> _GOAL OF THE EXERCISE_
Reproduce the listing word for word. Skip any image.

-------- SUPPLIED DATA

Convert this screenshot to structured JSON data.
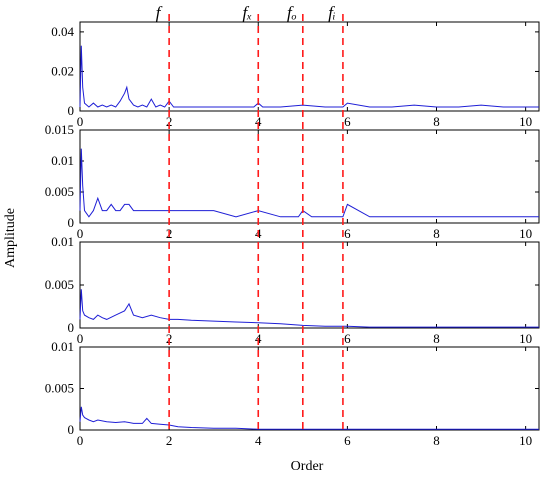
{
  "figure": {
    "ylabel": "Amplitude",
    "xlabel": "Order",
    "colors": {
      "trace": "#1f1fd6",
      "marker": "#ff1a1a",
      "axis": "#000000"
    }
  },
  "markers": [
    {
      "label": "f",
      "x": 2
    },
    {
      "label": "fₓ",
      "x": 4
    },
    {
      "label": "fₒ",
      "x": 5
    },
    {
      "label": "fᵢ",
      "x": 5.9
    }
  ],
  "chart_data": [
    {
      "type": "line",
      "xlim": [
        0,
        10.3
      ],
      "ylim": [
        0,
        0.045
      ],
      "xticks": [
        0,
        2,
        4,
        6,
        8,
        10
      ],
      "xtick_labels": [
        "0",
        "2",
        "4",
        "6",
        "8",
        "10"
      ],
      "yticks": [
        0,
        0.02,
        0.04
      ],
      "ytick_labels": [
        "0",
        "0.02",
        "0.04"
      ],
      "grid": false,
      "x": [
        0,
        0.03,
        0.06,
        0.1,
        0.2,
        0.3,
        0.4,
        0.5,
        0.6,
        0.7,
        0.8,
        0.9,
        1.0,
        1.05,
        1.1,
        1.2,
        1.3,
        1.4,
        1.5,
        1.6,
        1.7,
        1.8,
        1.9,
        2.0,
        2.1,
        2.5,
        3.0,
        3.5,
        3.9,
        4.0,
        4.1,
        4.5,
        5.0,
        5.5,
        5.9,
        6.0,
        6.5,
        7.0,
        7.5,
        8.0,
        8.5,
        9.0,
        9.5,
        10.0,
        10.3
      ],
      "y": [
        0.002,
        0.033,
        0.012,
        0.004,
        0.002,
        0.004,
        0.002,
        0.003,
        0.002,
        0.003,
        0.002,
        0.005,
        0.009,
        0.012,
        0.006,
        0.003,
        0.002,
        0.003,
        0.002,
        0.006,
        0.002,
        0.003,
        0.002,
        0.005,
        0.002,
        0.002,
        0.002,
        0.002,
        0.002,
        0.004,
        0.002,
        0.002,
        0.003,
        0.002,
        0.002,
        0.004,
        0.002,
        0.002,
        0.003,
        0.002,
        0.002,
        0.003,
        0.002,
        0.002,
        0.002
      ]
    },
    {
      "type": "line",
      "xlim": [
        0,
        10.3
      ],
      "ylim": [
        0,
        0.015
      ],
      "xticks": [
        0,
        2,
        4,
        6,
        8,
        10
      ],
      "xtick_labels": [
        "0",
        "2",
        "4",
        "6",
        "8",
        "10"
      ],
      "yticks": [
        0,
        0.005,
        0.01,
        0.015
      ],
      "ytick_labels": [
        "0",
        "0.005",
        "0.01",
        "0.015"
      ],
      "grid": false,
      "x": [
        0,
        0.03,
        0.06,
        0.1,
        0.2,
        0.3,
        0.4,
        0.5,
        0.6,
        0.7,
        0.8,
        0.9,
        1.0,
        1.1,
        1.2,
        1.4,
        1.6,
        1.8,
        2.0,
        2.2,
        2.5,
        3.0,
        3.5,
        4.0,
        4.5,
        4.9,
        5.0,
        5.2,
        5.5,
        5.9,
        6.0,
        6.5,
        7.0,
        7.5,
        8.0,
        8.5,
        9.0,
        9.5,
        10.0,
        10.3
      ],
      "y": [
        0.002,
        0.012,
        0.006,
        0.002,
        0.001,
        0.002,
        0.004,
        0.002,
        0.002,
        0.003,
        0.002,
        0.002,
        0.003,
        0.003,
        0.002,
        0.002,
        0.002,
        0.002,
        0.002,
        0.002,
        0.002,
        0.002,
        0.001,
        0.002,
        0.001,
        0.001,
        0.002,
        0.001,
        0.001,
        0.001,
        0.003,
        0.001,
        0.001,
        0.001,
        0.001,
        0.001,
        0.001,
        0.001,
        0.001,
        0.001
      ]
    },
    {
      "type": "line",
      "xlim": [
        0,
        10.3
      ],
      "ylim": [
        0,
        0.01
      ],
      "xticks": [
        0,
        2,
        4,
        6,
        8,
        10
      ],
      "xtick_labels": [
        "0",
        "2",
        "4",
        "6",
        "8",
        "10"
      ],
      "yticks": [
        0,
        0.005,
        0.01
      ],
      "ytick_labels": [
        "0",
        "0.005",
        "0.01"
      ],
      "grid": false,
      "x": [
        0,
        0.03,
        0.06,
        0.1,
        0.2,
        0.3,
        0.4,
        0.5,
        0.6,
        0.8,
        1.0,
        1.1,
        1.2,
        1.4,
        1.6,
        1.8,
        2.0,
        2.2,
        2.5,
        3.0,
        3.5,
        4.0,
        4.5,
        5.0,
        5.5,
        6.0,
        6.5,
        7.0,
        7.5,
        8.0,
        8.5,
        9.0,
        9.5,
        10.0,
        10.3
      ],
      "y": [
        0.001,
        0.0045,
        0.002,
        0.0015,
        0.0012,
        0.001,
        0.0015,
        0.0012,
        0.001,
        0.0015,
        0.002,
        0.0028,
        0.0015,
        0.0012,
        0.0015,
        0.0012,
        0.001,
        0.001,
        0.0009,
        0.0008,
        0.0007,
        0.0006,
        0.0005,
        0.0003,
        0.0002,
        0.0002,
        0.0001,
        0.0001,
        0.0001,
        0.0001,
        0.0001,
        0.0001,
        0.0001,
        0.0001,
        0.0001
      ]
    },
    {
      "type": "line",
      "xlim": [
        0,
        10.3
      ],
      "ylim": [
        0,
        0.01
      ],
      "xticks": [
        0,
        2,
        4,
        6,
        8,
        10
      ],
      "xtick_labels": [
        "0",
        "2",
        "4",
        "6",
        "8",
        "10"
      ],
      "yticks": [
        0,
        0.005,
        0.01
      ],
      "ytick_labels": [
        "0",
        "0.005",
        "0.01"
      ],
      "grid": false,
      "x": [
        0,
        0.03,
        0.06,
        0.1,
        0.2,
        0.3,
        0.4,
        0.6,
        0.8,
        1.0,
        1.2,
        1.4,
        1.5,
        1.6,
        1.8,
        2.0,
        2.2,
        2.5,
        3.0,
        3.5,
        4.0,
        4.5,
        5.0,
        5.5,
        6.0,
        6.5,
        7.0,
        7.5,
        8.0,
        8.5,
        9.0,
        9.5,
        10.0,
        10.3
      ],
      "y": [
        0.001,
        0.0028,
        0.0018,
        0.0015,
        0.0012,
        0.001,
        0.0012,
        0.001,
        0.0009,
        0.001,
        0.0008,
        0.0008,
        0.0014,
        0.0008,
        0.0007,
        0.0006,
        0.0004,
        0.0003,
        0.0002,
        0.0002,
        0.0001,
        0.0001,
        0.0001,
        0.0001,
        0.0001,
        0.0001,
        0.0001,
        0.0001,
        0.0001,
        0.0001,
        0.0001,
        0.0001,
        0.0001,
        0.0001
      ]
    }
  ]
}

----------------

> _RESULT_
Convert this screenshot to structured JSON data.
{
  "figure": {
    "ylabel": "Amplitude",
    "xlabel": "Order",
    "colors": {
      "trace": "#1f1fd6",
      "marker": "#ff1a1a",
      "axis": "#000000"
    }
  },
  "markers": [
    {
      "label": "f",
      "x": 2
    },
    {
      "label": "fₓ",
      "x": 4
    },
    {
      "label": "fₒ",
      "x": 5
    },
    {
      "label": "fᵢ",
      "x": 5.9
    }
  ],
  "chart_data": [
    {
      "type": "line",
      "xlim": [
        0,
        10.3
      ],
      "ylim": [
        0,
        0.045
      ],
      "xticks": [
        0,
        2,
        4,
        6,
        8,
        10
      ],
      "xtick_labels": [
        "0",
        "2",
        "4",
        "6",
        "8",
        "10"
      ],
      "yticks": [
        0,
        0.02,
        0.04
      ],
      "ytick_labels": [
        "0",
        "0.02",
        "0.04"
      ],
      "grid": false,
      "x": [
        0,
        0.03,
        0.06,
        0.1,
        0.2,
        0.3,
        0.4,
        0.5,
        0.6,
        0.7,
        0.8,
        0.9,
        1.0,
        1.05,
        1.1,
        1.2,
        1.3,
        1.4,
        1.5,
        1.6,
        1.7,
        1.8,
        1.9,
        2.0,
        2.1,
        2.5,
        3.0,
        3.5,
        3.9,
        4.0,
        4.1,
        4.5,
        5.0,
        5.5,
        5.9,
        6.0,
        6.5,
        7.0,
        7.5,
        8.0,
        8.5,
        9.0,
        9.5,
        10.0,
        10.3
      ],
      "y": [
        0.002,
        0.033,
        0.012,
        0.004,
        0.002,
        0.004,
        0.002,
        0.003,
        0.002,
        0.003,
        0.002,
        0.005,
        0.009,
        0.012,
        0.006,
        0.003,
        0.002,
        0.003,
        0.002,
        0.006,
        0.002,
        0.003,
        0.002,
        0.005,
        0.002,
        0.002,
        0.002,
        0.002,
        0.002,
        0.004,
        0.002,
        0.002,
        0.003,
        0.002,
        0.002,
        0.004,
        0.002,
        0.002,
        0.003,
        0.002,
        0.002,
        0.003,
        0.002,
        0.002,
        0.002
      ]
    },
    {
      "type": "line",
      "xlim": [
        0,
        10.3
      ],
      "ylim": [
        0,
        0.015
      ],
      "xticks": [
        0,
        2,
        4,
        6,
        8,
        10
      ],
      "xtick_labels": [
        "0",
        "2",
        "4",
        "6",
        "8",
        "10"
      ],
      "yticks": [
        0,
        0.005,
        0.01,
        0.015
      ],
      "ytick_labels": [
        "0",
        "0.005",
        "0.01",
        "0.015"
      ],
      "grid": false,
      "x": [
        0,
        0.03,
        0.06,
        0.1,
        0.2,
        0.3,
        0.4,
        0.5,
        0.6,
        0.7,
        0.8,
        0.9,
        1.0,
        1.1,
        1.2,
        1.4,
        1.6,
        1.8,
        2.0,
        2.2,
        2.5,
        3.0,
        3.5,
        4.0,
        4.5,
        4.9,
        5.0,
        5.2,
        5.5,
        5.9,
        6.0,
        6.5,
        7.0,
        7.5,
        8.0,
        8.5,
        9.0,
        9.5,
        10.0,
        10.3
      ],
      "y": [
        0.002,
        0.012,
        0.006,
        0.002,
        0.001,
        0.002,
        0.004,
        0.002,
        0.002,
        0.003,
        0.002,
        0.002,
        0.003,
        0.003,
        0.002,
        0.002,
        0.002,
        0.002,
        0.002,
        0.002,
        0.002,
        0.002,
        0.001,
        0.002,
        0.001,
        0.001,
        0.002,
        0.001,
        0.001,
        0.001,
        0.003,
        0.001,
        0.001,
        0.001,
        0.001,
        0.001,
        0.001,
        0.001,
        0.001,
        0.001
      ]
    },
    {
      "type": "line",
      "xlim": [
        0,
        10.3
      ],
      "ylim": [
        0,
        0.01
      ],
      "xticks": [
        0,
        2,
        4,
        6,
        8,
        10
      ],
      "xtick_labels": [
        "0",
        "2",
        "4",
        "6",
        "8",
        "10"
      ],
      "yticks": [
        0,
        0.005,
        0.01
      ],
      "ytick_labels": [
        "0",
        "0.005",
        "0.01"
      ],
      "grid": false,
      "x": [
        0,
        0.03,
        0.06,
        0.1,
        0.2,
        0.3,
        0.4,
        0.5,
        0.6,
        0.8,
        1.0,
        1.1,
        1.2,
        1.4,
        1.6,
        1.8,
        2.0,
        2.2,
        2.5,
        3.0,
        3.5,
        4.0,
        4.5,
        5.0,
        5.5,
        6.0,
        6.5,
        7.0,
        7.5,
        8.0,
        8.5,
        9.0,
        9.5,
        10.0,
        10.3
      ],
      "y": [
        0.001,
        0.0045,
        0.002,
        0.0015,
        0.0012,
        0.001,
        0.0015,
        0.0012,
        0.001,
        0.0015,
        0.002,
        0.0028,
        0.0015,
        0.0012,
        0.0015,
        0.0012,
        0.001,
        0.001,
        0.0009,
        0.0008,
        0.0007,
        0.0006,
        0.0005,
        0.0003,
        0.0002,
        0.0002,
        0.0001,
        0.0001,
        0.0001,
        0.0001,
        0.0001,
        0.0001,
        0.0001,
        0.0001,
        0.0001
      ]
    },
    {
      "type": "line",
      "xlim": [
        0,
        10.3
      ],
      "ylim": [
        0,
        0.01
      ],
      "xticks": [
        0,
        2,
        4,
        6,
        8,
        10
      ],
      "xtick_labels": [
        "0",
        "2",
        "4",
        "6",
        "8",
        "10"
      ],
      "yticks": [
        0,
        0.005,
        0.01
      ],
      "ytick_labels": [
        "0",
        "0.005",
        "0.01"
      ],
      "grid": false,
      "x": [
        0,
        0.03,
        0.06,
        0.1,
        0.2,
        0.3,
        0.4,
        0.6,
        0.8,
        1.0,
        1.2,
        1.4,
        1.5,
        1.6,
        1.8,
        2.0,
        2.2,
        2.5,
        3.0,
        3.5,
        4.0,
        4.5,
        5.0,
        5.5,
        6.0,
        6.5,
        7.0,
        7.5,
        8.0,
        8.5,
        9.0,
        9.5,
        10.0,
        10.3
      ],
      "y": [
        0.001,
        0.0028,
        0.0018,
        0.0015,
        0.0012,
        0.001,
        0.0012,
        0.001,
        0.0009,
        0.001,
        0.0008,
        0.0008,
        0.0014,
        0.0008,
        0.0007,
        0.0006,
        0.0004,
        0.0003,
        0.0002,
        0.0002,
        0.0001,
        0.0001,
        0.0001,
        0.0001,
        0.0001,
        0.0001,
        0.0001,
        0.0001,
        0.0001,
        0.0001,
        0.0001,
        0.0001,
        0.0001,
        0.0001
      ]
    }
  ]
}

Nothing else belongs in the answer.